Collection entries:
-----

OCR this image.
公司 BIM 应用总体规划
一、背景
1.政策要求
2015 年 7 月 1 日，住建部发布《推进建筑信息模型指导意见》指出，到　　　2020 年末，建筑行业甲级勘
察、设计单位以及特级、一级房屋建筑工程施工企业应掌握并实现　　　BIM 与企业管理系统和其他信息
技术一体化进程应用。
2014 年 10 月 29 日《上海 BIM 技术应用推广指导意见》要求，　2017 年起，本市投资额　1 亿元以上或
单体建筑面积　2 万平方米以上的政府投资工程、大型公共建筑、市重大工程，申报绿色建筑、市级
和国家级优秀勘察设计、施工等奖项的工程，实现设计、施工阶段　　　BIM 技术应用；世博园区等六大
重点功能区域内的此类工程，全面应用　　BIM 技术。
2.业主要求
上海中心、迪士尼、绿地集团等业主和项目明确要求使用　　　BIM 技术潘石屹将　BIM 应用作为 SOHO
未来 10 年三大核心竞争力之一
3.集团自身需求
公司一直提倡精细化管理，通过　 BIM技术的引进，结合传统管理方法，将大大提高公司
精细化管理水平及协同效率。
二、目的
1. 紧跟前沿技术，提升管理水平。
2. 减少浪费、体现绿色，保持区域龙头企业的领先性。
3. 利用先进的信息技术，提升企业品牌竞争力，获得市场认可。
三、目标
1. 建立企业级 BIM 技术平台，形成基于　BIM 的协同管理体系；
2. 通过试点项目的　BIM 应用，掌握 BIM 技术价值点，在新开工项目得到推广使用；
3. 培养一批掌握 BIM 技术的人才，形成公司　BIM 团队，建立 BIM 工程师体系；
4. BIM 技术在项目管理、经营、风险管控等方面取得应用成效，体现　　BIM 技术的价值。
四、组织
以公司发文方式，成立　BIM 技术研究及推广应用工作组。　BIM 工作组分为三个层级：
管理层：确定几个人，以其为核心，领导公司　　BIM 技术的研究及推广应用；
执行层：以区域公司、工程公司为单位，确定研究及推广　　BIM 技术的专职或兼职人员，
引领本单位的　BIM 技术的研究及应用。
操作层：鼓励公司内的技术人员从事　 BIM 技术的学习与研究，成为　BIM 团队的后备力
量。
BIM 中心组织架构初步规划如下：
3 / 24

-----

• [TASK] Reproduce the records in full, exactly as written.

• [RIGHT ANSWER]
OCR this image.
公司 BIM 应用总体规划
一、背景
1.政策要求
2015 年 7 月 1 日，住建部发布《推进建筑信息模型指导意见》指出，到　　　2020 年末，建筑行业甲级勘
察、设计单位以及特级、一级房屋建筑工程施工企业应掌握并实现　　　BIM 与企业管理系统和其他信息
技术一体化进程应用。
2014 年 10 月 29 日《上海 BIM 技术应用推广指导意见》要求，　2017 年起，本市投资额　1 亿元以上或
单体建筑面积　2 万平方米以上的政府投资工程、大型公共建筑、市重大工程，申报绿色建筑、市级
和国家级优秀勘察设计、施工等奖项的工程，实现设计、施工阶段　　　BIM 技术应用；世博园区等六大
重点功能区域内的此类工程，全面应用　　BIM 技术。
2.业主要求
上海中心、迪士尼、绿地集团等业主和项目明确要求使用　　　BIM 技术潘石屹将　BIM 应用作为 SOHO
未来 10 年三大核心竞争力之一
3.集团自身需求
公司一直提倡精细化管理，通过　 BIM技术的引进，结合传统管理方法，将大大提高公司
精细化管理水平及协同效率。
二、目的
1. 紧跟前沿技术，提升管理水平。
2. 减少浪费、体现绿色，保持区域龙头企业的领先性。
3. 利用先进的信息技术，提升企业品牌竞争力，获得市场认可。
三、目标
1. 建立企业级 BIM 技术平台，形成基于　BIM 的协同管理体系；
2. 通过试点项目的　BIM 应用，掌握 BIM 技术价值点，在新开工项目得到推广使用；
3. 培养一批掌握 BIM 技术的人才，形成公司　BIM 团队，建立 BIM 工程师体系；
4. BIM 技术在项目管理、经营、风险管控等方面取得应用成效，体现　　BIM 技术的价值。
四、组织
以公司发文方式，成立　BIM 技术研究及推广应用工作组。　BIM 工作组分为三个层级：
管理层：确定几个人，以其为核心，领导公司　　BIM 技术的研究及推广应用；
执行层：以区域公司、工程公司为单位，确定研究及推广　　BIM 技术的专职或兼职人员，
引领本单位的　BIM 技术的研究及应用。
操作层：鼓励公司内的技术人员从事　 BIM 技术的学习与研究，成为　BIM 团队的后备力
量。
BIM 中心组织架构初步规划如下：
3 / 24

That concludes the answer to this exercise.